(Lines of data)
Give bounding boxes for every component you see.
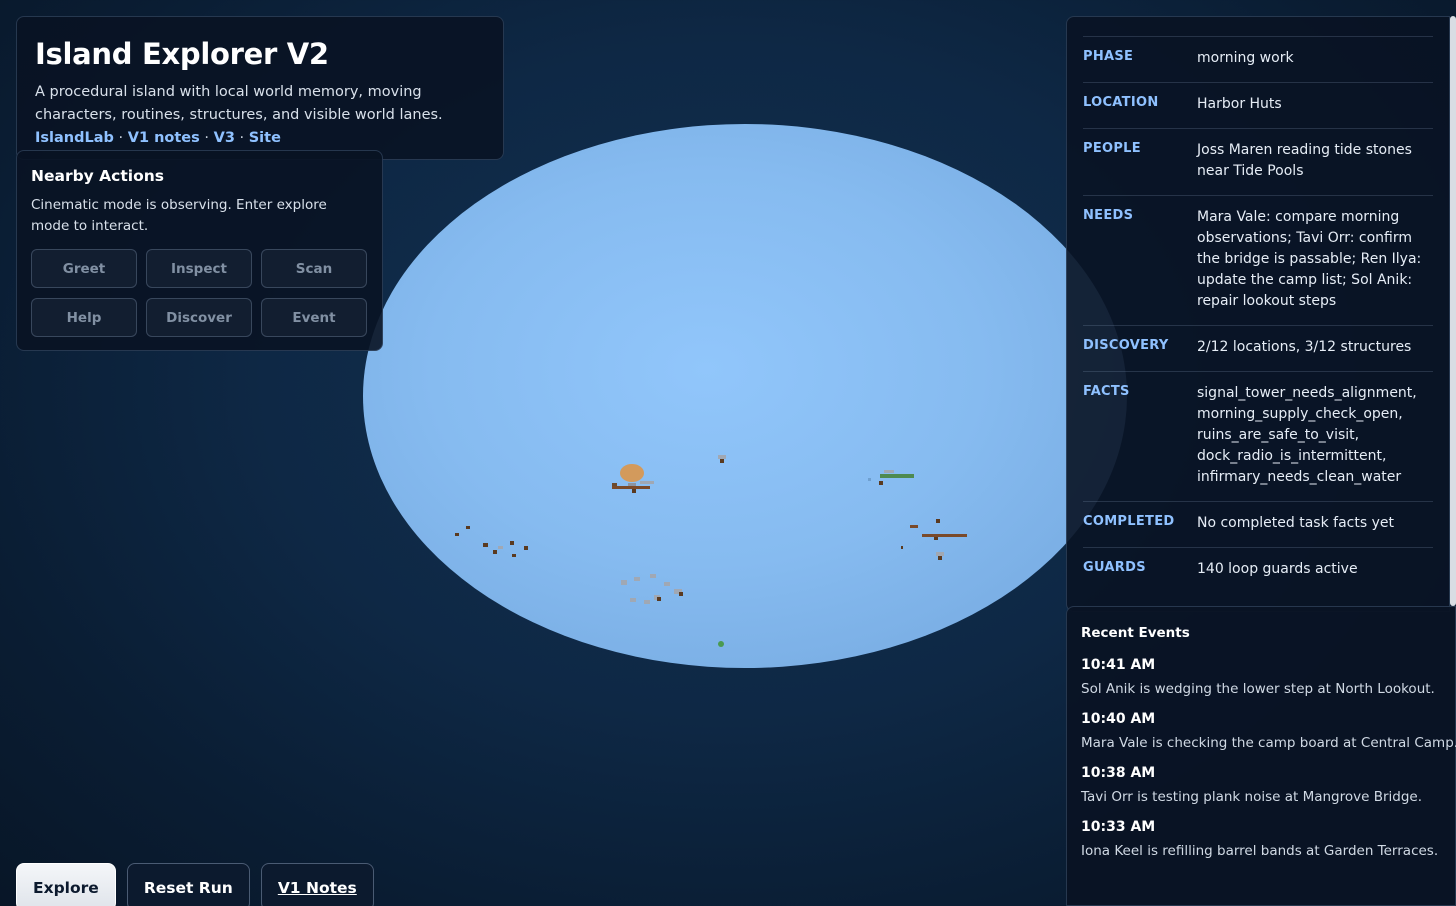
status-value: signal_tower_needs_alignment, morning_su… (1197, 385, 1417, 485)
v1-notes-label: V1 Notes (277, 879, 357, 897)
status-value: Harbor Huts (1197, 96, 1282, 112)
status-key: GUARDS (1083, 560, 1146, 575)
page-title: Island Explorer V2 (35, 37, 329, 71)
status-panel[interactable]: PHASE morning work LOCATION Harbor Huts … (1066, 16, 1450, 612)
islandlab-link[interactable]: IslandLab (35, 130, 114, 146)
event-time: 10:33 AM (1081, 819, 1156, 835)
event-text: Iona Keel is refilling barrel bands at G… (1081, 843, 1439, 859)
event-item: 10:40 AM Mara Vale is checking the camp … (1081, 711, 1456, 751)
event-item: 10:41 AM Sol Anik is wedging the lower s… (1081, 657, 1441, 697)
status-row-location: LOCATION Harbor Huts (1083, 82, 1433, 128)
discover-button[interactable]: Discover (146, 298, 252, 337)
actions-button-grid: Greet Inspect Scan Help Discover Event (31, 249, 368, 337)
separator: · (239, 130, 245, 146)
actions-note: Cinematic mode is observing. Enter explo… (31, 197, 327, 234)
status-row-completed: COMPLETED No completed task facts yet (1083, 501, 1433, 547)
status-row-phase: PHASE morning work (1083, 36, 1433, 82)
island-shape (363, 124, 1127, 668)
camp-tent (620, 464, 644, 482)
site-link[interactable]: Site (249, 130, 281, 146)
v1-notes-link[interactable]: V1 notes (128, 130, 200, 146)
greet-button[interactable]: Greet (31, 249, 137, 288)
event-text: Mara Vale is checking the camp board at … (1081, 735, 1456, 751)
status-key: LOCATION (1083, 95, 1159, 110)
status-key: PEOPLE (1083, 141, 1141, 156)
status-key: FACTS (1083, 384, 1130, 399)
character-marker[interactable] (718, 641, 724, 647)
title-panel: Island Explorer V2 A procedural island w… (16, 16, 504, 160)
event-time: 10:41 AM (1081, 657, 1156, 673)
inspect-button[interactable]: Inspect (146, 249, 252, 288)
event-text: Tavi Orr is testing plank noise at Mangr… (1081, 789, 1423, 805)
event-time: 10:40 AM (1081, 711, 1156, 727)
status-key: DISCOVERY (1083, 338, 1169, 353)
actions-title: Nearby Actions (31, 167, 164, 185)
page-description: A procedural island with local world mem… (35, 81, 485, 150)
event-item: 10:38 AM Tavi Orr is testing plank noise… (1081, 765, 1441, 805)
scan-button[interactable]: Scan (261, 249, 367, 288)
v3-link[interactable]: V3 (214, 130, 235, 146)
status-row-facts: FACTS signal_tower_needs_alignment, morn… (1083, 371, 1433, 501)
recent-events-panel: Recent Events 10:41 AM Sol Anik is wedgi… (1066, 606, 1456, 906)
status-row-needs: NEEDS Mara Vale: compare morning observa… (1083, 195, 1433, 325)
reset-run-button[interactable]: Reset Run (126, 863, 250, 906)
explore-button[interactable]: Explore (16, 863, 116, 906)
event-button[interactable]: Event (261, 298, 367, 337)
event-item: 10:33 AM Iona Keel is refilling barrel b… (1081, 819, 1441, 859)
status-key: PHASE (1083, 49, 1134, 64)
status-value: 140 loop guards active (1197, 561, 1358, 577)
separator: · (204, 130, 209, 146)
v1-notes-button[interactable]: V1 Notes (260, 863, 374, 906)
status-value: No completed task facts yet (1197, 515, 1394, 531)
status-row-guards: GUARDS 140 loop guards active (1083, 547, 1433, 593)
status-row-people: PEOPLE Joss Maren reading tide stones ne… (1083, 128, 1433, 195)
events-title: Recent Events (1081, 625, 1190, 641)
status-value: 2/12 locations, 3/12 structures (1197, 339, 1412, 355)
status-key: NEEDS (1083, 208, 1134, 223)
nearby-actions-panel: Nearby Actions Cinematic mode is observi… (16, 150, 383, 351)
status-value: morning work (1197, 50, 1294, 66)
status-scrollbar[interactable] (1450, 16, 1456, 606)
separator: · (118, 130, 124, 146)
bottom-toolbar: Explore Reset Run V1 Notes (16, 863, 374, 906)
description-text: A procedural island with local world mem… (35, 84, 443, 123)
status-value: Joss Maren reading tide stones near Tide… (1197, 142, 1412, 179)
status-row-discovery: DISCOVERY 2/12 locations, 3/12 structure… (1083, 325, 1433, 371)
event-text: Sol Anik is wedging the lower step at No… (1081, 681, 1435, 697)
help-button[interactable]: Help (31, 298, 137, 337)
status-value: Mara Vale: compare morning observations;… (1197, 209, 1422, 309)
status-key: COMPLETED (1083, 514, 1175, 529)
event-time: 10:38 AM (1081, 765, 1156, 781)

### Stated exercise
Rewrite the items from the line that has "status-value: signal_tower_needs_alignment, morning_su…" through the line that has "event-text: Iona Keel", swapping "Harbor Huts" for "Reef Huts" and keeping everything else the same.

### Answer to this problem
status-value: signal_tower_needs_alignment, morning_su… (1197, 385, 1417, 485)
v1-notes-label: V1 Notes (277, 879, 357, 897)
status-value: Reef Huts (1197, 96, 1282, 112)
status-key: GUARDS (1083, 560, 1146, 575)
page-title: Island Explorer V2 (35, 37, 329, 71)
status-panel[interactable]: PHASE morning work LOCATION Reef Huts … (1066, 16, 1450, 612)
islandlab-link[interactable]: IslandLab (35, 130, 114, 146)
event-time: 10:33 AM (1081, 819, 1156, 835)
event-text: Iona Keel is refilling barrel bands at G… (1081, 843, 1439, 859)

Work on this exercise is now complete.